## Task statement:
Write out the records again, exactly, leaving none out.

[A block of data]
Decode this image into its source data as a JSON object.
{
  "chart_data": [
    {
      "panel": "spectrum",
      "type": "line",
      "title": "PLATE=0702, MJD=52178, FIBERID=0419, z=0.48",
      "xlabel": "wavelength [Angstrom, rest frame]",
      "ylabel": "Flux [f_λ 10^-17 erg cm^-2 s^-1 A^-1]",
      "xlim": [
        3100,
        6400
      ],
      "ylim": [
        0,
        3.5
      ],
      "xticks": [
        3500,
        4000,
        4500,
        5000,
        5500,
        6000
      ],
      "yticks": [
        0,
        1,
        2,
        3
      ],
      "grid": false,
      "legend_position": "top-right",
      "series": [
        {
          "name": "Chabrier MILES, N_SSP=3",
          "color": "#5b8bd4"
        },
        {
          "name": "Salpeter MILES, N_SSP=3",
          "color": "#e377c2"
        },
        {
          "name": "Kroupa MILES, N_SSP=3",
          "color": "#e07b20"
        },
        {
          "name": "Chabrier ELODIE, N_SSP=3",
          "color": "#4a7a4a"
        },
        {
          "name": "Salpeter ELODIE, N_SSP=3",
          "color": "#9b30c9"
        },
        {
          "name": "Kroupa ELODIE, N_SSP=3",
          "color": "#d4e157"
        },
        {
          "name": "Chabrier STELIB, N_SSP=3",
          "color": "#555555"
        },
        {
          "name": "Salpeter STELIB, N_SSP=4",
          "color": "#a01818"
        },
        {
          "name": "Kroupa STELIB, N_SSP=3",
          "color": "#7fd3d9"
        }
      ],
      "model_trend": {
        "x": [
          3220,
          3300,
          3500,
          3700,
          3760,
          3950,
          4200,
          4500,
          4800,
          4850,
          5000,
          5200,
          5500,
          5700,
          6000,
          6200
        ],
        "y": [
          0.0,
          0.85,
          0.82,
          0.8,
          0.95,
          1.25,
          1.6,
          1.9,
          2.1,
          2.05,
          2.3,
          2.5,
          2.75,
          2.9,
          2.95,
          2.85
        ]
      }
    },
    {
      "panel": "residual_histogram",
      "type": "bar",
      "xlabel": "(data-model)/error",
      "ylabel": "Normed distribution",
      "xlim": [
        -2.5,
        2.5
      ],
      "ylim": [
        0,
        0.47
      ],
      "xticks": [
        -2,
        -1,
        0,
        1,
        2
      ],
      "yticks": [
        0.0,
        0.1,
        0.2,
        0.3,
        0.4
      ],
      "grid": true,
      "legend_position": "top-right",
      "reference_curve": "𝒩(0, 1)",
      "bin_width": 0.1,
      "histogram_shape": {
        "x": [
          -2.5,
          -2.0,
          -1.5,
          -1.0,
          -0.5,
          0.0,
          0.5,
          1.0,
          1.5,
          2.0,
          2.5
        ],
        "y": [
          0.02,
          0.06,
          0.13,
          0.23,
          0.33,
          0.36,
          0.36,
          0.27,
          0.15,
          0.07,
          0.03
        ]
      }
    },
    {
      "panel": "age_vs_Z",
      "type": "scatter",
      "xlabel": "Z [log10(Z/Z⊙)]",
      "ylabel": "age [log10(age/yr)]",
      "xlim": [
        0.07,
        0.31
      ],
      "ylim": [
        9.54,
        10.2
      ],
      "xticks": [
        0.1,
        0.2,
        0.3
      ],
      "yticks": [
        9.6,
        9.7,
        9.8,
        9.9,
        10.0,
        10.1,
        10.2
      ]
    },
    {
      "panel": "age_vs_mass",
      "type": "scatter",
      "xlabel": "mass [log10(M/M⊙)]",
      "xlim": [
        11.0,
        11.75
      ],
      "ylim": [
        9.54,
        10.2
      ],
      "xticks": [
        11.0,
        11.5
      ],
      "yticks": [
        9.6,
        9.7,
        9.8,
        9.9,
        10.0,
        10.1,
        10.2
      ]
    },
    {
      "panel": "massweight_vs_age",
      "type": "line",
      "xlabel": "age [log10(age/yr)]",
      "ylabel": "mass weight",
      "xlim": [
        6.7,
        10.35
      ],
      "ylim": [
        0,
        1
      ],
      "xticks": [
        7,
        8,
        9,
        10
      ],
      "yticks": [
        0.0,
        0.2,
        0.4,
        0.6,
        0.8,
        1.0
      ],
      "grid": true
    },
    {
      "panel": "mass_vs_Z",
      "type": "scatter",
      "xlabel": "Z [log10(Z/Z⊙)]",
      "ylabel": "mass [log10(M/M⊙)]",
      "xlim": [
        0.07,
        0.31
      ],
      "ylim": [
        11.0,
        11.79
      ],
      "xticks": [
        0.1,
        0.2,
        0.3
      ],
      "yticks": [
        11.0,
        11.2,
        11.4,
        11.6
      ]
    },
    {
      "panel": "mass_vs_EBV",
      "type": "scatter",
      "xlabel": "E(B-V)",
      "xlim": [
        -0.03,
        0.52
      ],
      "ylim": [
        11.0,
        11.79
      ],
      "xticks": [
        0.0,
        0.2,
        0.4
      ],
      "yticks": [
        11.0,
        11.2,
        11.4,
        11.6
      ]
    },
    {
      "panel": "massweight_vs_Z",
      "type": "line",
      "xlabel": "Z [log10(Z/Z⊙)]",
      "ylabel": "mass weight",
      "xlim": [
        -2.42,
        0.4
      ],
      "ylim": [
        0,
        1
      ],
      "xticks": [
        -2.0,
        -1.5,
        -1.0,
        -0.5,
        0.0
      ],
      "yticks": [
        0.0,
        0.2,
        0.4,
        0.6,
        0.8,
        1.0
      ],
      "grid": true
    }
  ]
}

## Written answer:
Decode this image into its source data as a JSON object.
{
  "chart_data": [
    {
      "panel": "spectrum",
      "type": "line",
      "title": "PLATE=0702, MJD=52178, FIBERID=0419, z=0.48",
      "xlabel": "wavelength [Angstrom, rest frame]",
      "ylabel": "Flux [f_λ 10^-17 erg cm^-2 s^-1 A^-1]",
      "xlim": [
        3100,
        6400
      ],
      "ylim": [
        0,
        3.5
      ],
      "xticks": [
        3500,
        4000,
        4500,
        5000,
        5500,
        6000
      ],
      "yticks": [
        0,
        1,
        2,
        3
      ],
      "grid": false,
      "legend_position": "top-right",
      "series": [
        {
          "name": "Chabrier MILES, N_SSP=3",
          "color": "#5b8bd4"
        },
        {
          "name": "Salpeter MILES, N_SSP=3",
          "color": "#e377c2"
        },
        {
          "name": "Kroupa MILES, N_SSP=3",
          "color": "#e07b20"
        },
        {
          "name": "Chabrier ELODIE, N_SSP=3",
          "color": "#4a7a4a"
        },
        {
          "name": "Salpeter ELODIE, N_SSP=3",
          "color": "#9b30c9"
        },
        {
          "name": "Kroupa ELODIE, N_SSP=3",
          "color": "#d4e157"
        },
        {
          "name": "Chabrier STELIB, N_SSP=3",
          "color": "#555555"
        },
        {
          "name": "Salpeter STELIB, N_SSP=4",
          "color": "#a01818"
        },
        {
          "name": "Kroupa STELIB, N_SSP=3",
          "color": "#7fd3d9"
        }
      ],
      "model_trend": {
        "x": [
          3220,
          3300,
          3500,
          3700,
          3760,
          3950,
          4200,
          4500,
          4800,
          4850,
          5000,
          5200,
          5500,
          5700,
          6000,
          6200
        ],
        "y": [
          0.0,
          0.85,
          0.82,
          0.8,
          0.95,
          1.25,
          1.6,
          1.9,
          2.1,
          2.05,
          2.3,
          2.5,
          2.75,
          2.9,
          2.95,
          2.85
        ]
      }
    },
    {
      "panel": "residual_histogram",
      "type": "bar",
      "xlabel": "(data-model)/error",
      "ylabel": "Normed distribution",
      "xlim": [
        -2.5,
        2.5
      ],
      "ylim": [
        0,
        0.47
      ],
      "xticks": [
        -2,
        -1,
        0,
        1,
        2
      ],
      "yticks": [
        0.0,
        0.1,
        0.2,
        0.3,
        0.4
      ],
      "grid": true,
      "legend_position": "top-right",
      "reference_curve": "𝒩(0, 1)",
      "bin_width": 0.1,
      "histogram_shape": {
        "x": [
          -2.5,
          -2.0,
          -1.5,
          -1.0,
          -0.5,
          0.0,
          0.5,
          1.0,
          1.5,
          2.0,
          2.5
        ],
        "y": [
          0.02,
          0.06,
          0.13,
          0.23,
          0.33,
          0.36,
          0.36,
          0.27,
          0.15,
          0.07,
          0.03
        ]
      }
    },
    {
      "panel": "age_vs_Z",
      "type": "scatter",
      "xlabel": "Z [log10(Z/Z⊙)]",
      "ylabel": "age [log10(age/yr)]",
      "xlim": [
        0.07,
        0.31
      ],
      "ylim": [
        9.54,
        10.2
      ],
      "xticks": [
        0.1,
        0.2,
        0.3
      ],
      "yticks": [
        9.6,
        9.7,
        9.8,
        9.9,
        10.0,
        10.1,
        10.2
      ]
    },
    {
      "panel": "age_vs_mass",
      "type": "scatter",
      "xlabel": "mass [log10(M/M⊙)]",
      "xlim": [
        11.0,
        11.75
      ],
      "ylim": [
        9.54,
        10.2
      ],
      "xticks": [
        11.0,
        11.5
      ],
      "yticks": [
        9.6,
        9.7,
        9.8,
        9.9,
        10.0,
        10.1,
        10.2
      ]
    },
    {
      "panel": "massweight_vs_age",
      "type": "line",
      "xlabel": "age [log10(age/yr)]",
      "ylabel": "mass weight",
      "xlim": [
        6.7,
        10.35
      ],
      "ylim": [
        0,
        1
      ],
      "xticks": [
        7,
        8,
        9,
        10
      ],
      "yticks": [
        0.0,
        0.2,
        0.4,
        0.6,
        0.8,
        1.0
      ],
      "grid": true
    },
    {
      "panel": "mass_vs_Z",
      "type": "scatter",
      "xlabel": "Z [log10(Z/Z⊙)]",
      "ylabel": "mass [log10(M/M⊙)]",
      "xlim": [
        0.07,
        0.31
      ],
      "ylim": [
        11.0,
        11.79
      ],
      "xticks": [
        0.1,
        0.2,
        0.3
      ],
      "yticks": [
        11.0,
        11.2,
        11.4,
        11.6
      ]
    },
    {
      "panel": "mass_vs_EBV",
      "type": "scatter",
      "xlabel": "E(B-V)",
      "xlim": [
        -0.03,
        0.52
      ],
      "ylim": [
        11.0,
        11.79
      ],
      "xticks": [
        0.0,
        0.2,
        0.4
      ],
      "yticks": [
        11.0,
        11.2,
        11.4,
        11.6
      ]
    },
    {
      "panel": "massweight_vs_Z",
      "type": "line",
      "xlabel": "Z [log10(Z/Z⊙)]",
      "ylabel": "mass weight",
      "xlim": [
        -2.42,
        0.4
      ],
      "ylim": [
        0,
        1
      ],
      "xticks": [
        -2.0,
        -1.5,
        -1.0,
        -0.5,
        0.0
      ],
      "yticks": [
        0.0,
        0.2,
        0.4,
        0.6,
        0.8,
        1.0
      ],
      "grid": true
    }
  ]
}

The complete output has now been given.